Read through the entries below and return each line with the word "users".

+++

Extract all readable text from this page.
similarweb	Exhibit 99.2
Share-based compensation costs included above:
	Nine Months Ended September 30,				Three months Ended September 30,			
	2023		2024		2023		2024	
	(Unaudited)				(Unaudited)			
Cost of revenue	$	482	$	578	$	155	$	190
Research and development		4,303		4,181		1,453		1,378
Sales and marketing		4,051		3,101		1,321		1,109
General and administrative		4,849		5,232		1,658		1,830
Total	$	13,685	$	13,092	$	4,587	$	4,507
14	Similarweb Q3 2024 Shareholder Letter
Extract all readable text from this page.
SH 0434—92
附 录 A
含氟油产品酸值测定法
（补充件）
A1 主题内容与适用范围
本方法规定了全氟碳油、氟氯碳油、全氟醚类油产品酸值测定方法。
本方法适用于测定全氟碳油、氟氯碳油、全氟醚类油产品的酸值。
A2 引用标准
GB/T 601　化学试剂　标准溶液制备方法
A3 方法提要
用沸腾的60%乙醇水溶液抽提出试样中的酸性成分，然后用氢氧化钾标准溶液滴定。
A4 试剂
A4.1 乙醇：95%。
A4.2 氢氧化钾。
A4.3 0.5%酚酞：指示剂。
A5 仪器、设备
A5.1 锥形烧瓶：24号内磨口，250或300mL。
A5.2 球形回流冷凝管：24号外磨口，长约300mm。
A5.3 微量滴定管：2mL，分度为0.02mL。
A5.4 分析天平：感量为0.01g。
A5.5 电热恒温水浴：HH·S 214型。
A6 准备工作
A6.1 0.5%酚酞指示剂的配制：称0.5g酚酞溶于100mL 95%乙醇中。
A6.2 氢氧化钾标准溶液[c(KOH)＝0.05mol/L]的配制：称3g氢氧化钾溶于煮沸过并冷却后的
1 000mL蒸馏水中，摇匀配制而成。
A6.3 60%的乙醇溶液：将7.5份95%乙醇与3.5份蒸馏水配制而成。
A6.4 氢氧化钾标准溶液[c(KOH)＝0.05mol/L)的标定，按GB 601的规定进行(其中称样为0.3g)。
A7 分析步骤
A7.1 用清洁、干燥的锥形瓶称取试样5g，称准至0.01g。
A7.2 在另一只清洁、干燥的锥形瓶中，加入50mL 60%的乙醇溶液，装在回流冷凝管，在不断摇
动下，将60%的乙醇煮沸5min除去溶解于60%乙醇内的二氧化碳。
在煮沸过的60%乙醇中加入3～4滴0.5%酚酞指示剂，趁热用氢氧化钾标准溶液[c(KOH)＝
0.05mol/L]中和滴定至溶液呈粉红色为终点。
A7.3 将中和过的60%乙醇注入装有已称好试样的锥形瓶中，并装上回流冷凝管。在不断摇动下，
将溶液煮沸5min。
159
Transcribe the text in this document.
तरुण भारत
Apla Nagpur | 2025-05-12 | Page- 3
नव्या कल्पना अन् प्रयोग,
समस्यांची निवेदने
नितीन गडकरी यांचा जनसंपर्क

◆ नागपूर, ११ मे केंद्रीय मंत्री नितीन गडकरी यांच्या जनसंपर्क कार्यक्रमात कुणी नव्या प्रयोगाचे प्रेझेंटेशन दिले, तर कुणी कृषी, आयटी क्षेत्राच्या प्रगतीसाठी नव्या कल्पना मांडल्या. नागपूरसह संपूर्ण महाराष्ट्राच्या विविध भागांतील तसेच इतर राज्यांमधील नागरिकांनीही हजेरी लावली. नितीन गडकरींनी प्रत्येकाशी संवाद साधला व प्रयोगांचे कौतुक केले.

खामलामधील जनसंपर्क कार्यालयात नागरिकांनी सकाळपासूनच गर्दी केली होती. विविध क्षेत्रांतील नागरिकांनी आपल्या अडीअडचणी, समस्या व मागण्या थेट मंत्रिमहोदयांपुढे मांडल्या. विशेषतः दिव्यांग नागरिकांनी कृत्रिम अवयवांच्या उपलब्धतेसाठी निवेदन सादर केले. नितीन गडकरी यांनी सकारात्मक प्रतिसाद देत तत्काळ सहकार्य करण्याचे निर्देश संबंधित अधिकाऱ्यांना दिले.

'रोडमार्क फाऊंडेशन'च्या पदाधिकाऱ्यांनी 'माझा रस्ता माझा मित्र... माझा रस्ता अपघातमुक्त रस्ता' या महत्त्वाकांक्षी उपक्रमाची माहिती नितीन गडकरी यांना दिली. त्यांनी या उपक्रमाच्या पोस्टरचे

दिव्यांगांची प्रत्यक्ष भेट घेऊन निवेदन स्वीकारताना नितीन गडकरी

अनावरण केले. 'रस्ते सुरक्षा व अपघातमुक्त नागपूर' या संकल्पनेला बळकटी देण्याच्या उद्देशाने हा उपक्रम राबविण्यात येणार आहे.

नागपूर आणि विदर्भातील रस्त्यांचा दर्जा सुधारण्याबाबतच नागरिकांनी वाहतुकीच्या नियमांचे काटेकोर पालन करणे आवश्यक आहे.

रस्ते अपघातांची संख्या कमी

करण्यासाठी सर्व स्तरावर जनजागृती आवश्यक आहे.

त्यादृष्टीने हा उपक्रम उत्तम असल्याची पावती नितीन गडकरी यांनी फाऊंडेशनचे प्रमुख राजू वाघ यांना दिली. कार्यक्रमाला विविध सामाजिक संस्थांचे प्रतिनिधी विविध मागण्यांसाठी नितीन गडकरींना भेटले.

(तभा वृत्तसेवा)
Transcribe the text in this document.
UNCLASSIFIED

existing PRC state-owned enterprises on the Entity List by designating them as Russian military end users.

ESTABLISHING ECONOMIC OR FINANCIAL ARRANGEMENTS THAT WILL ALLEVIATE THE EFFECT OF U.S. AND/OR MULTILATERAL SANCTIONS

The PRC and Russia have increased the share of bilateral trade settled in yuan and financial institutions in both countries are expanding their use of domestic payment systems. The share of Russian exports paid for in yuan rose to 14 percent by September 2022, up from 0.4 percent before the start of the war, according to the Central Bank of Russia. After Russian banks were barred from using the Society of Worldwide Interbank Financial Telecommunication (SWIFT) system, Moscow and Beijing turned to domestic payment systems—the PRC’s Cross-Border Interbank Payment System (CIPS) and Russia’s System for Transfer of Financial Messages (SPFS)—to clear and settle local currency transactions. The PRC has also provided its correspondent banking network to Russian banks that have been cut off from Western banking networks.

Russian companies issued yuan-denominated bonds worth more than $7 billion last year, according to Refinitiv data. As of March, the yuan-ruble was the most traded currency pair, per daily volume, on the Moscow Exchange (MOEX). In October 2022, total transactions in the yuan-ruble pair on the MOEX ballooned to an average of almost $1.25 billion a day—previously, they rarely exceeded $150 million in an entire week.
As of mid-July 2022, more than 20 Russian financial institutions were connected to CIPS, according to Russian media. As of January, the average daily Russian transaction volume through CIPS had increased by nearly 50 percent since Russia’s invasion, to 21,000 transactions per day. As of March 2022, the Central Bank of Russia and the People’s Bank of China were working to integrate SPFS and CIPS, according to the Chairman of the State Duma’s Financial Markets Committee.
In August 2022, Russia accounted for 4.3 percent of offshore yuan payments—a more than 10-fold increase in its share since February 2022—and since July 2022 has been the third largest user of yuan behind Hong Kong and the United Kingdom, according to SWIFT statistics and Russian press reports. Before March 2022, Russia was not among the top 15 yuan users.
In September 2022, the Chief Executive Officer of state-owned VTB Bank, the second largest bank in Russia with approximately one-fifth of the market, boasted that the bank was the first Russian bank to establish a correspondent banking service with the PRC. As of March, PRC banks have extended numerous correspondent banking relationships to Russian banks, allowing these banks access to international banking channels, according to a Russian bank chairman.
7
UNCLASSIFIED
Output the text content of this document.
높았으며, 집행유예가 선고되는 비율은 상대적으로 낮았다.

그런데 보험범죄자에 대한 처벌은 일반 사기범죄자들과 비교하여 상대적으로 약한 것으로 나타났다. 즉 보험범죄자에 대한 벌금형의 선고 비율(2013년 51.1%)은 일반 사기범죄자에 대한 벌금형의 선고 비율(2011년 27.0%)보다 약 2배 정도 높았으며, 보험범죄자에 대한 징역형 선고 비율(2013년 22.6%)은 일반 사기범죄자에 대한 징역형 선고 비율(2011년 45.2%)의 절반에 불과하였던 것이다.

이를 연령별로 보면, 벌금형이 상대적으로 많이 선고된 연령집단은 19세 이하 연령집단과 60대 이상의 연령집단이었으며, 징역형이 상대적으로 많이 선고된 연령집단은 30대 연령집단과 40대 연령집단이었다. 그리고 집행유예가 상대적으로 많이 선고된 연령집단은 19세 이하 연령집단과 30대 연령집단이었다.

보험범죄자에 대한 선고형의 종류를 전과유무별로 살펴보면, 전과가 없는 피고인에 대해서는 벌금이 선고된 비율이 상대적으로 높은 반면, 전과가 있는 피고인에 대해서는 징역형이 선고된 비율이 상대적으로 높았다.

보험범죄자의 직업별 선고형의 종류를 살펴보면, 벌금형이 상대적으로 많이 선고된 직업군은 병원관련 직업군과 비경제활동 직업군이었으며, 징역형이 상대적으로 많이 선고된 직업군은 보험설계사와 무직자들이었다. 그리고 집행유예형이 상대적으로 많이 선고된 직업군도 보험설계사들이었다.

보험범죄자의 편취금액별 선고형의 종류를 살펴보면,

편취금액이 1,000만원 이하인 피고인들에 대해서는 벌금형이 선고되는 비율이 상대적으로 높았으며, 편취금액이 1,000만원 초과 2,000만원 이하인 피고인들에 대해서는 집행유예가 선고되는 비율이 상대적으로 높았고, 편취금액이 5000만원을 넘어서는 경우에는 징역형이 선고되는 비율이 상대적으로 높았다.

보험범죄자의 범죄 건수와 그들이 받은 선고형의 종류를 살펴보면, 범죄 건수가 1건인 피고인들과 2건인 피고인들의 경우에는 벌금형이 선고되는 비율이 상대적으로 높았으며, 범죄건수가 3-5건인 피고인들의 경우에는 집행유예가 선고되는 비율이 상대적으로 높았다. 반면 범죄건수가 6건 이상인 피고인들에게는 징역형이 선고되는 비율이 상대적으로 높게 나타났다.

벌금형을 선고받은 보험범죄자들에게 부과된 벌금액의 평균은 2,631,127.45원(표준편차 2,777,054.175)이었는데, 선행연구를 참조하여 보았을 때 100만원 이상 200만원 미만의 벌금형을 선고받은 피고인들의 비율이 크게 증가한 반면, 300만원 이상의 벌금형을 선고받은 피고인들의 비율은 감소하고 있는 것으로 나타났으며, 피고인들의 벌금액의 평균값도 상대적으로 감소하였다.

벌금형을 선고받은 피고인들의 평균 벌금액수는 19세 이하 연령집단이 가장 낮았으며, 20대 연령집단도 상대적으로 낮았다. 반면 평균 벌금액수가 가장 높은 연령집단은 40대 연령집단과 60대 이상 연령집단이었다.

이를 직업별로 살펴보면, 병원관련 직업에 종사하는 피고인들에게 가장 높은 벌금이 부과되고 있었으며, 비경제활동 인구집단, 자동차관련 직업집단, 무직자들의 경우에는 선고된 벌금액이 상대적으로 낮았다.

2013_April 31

+++

• [ANSWER TO THIS TASK]:
existing PRC state-owned enterprises on the Entity List by designating them as Russian military end users.
In August 2022, Russia accounted for 4.3 percent of offshore yuan payments—a more than 10-fold increase in its share since February 2022—and since July 2022 has been the third largest user of yuan behind Hong Kong and the United Kingdom, according to SWIFT statistics and Russian press reports. Before March 2022, Russia was not among the top 15 yuan users.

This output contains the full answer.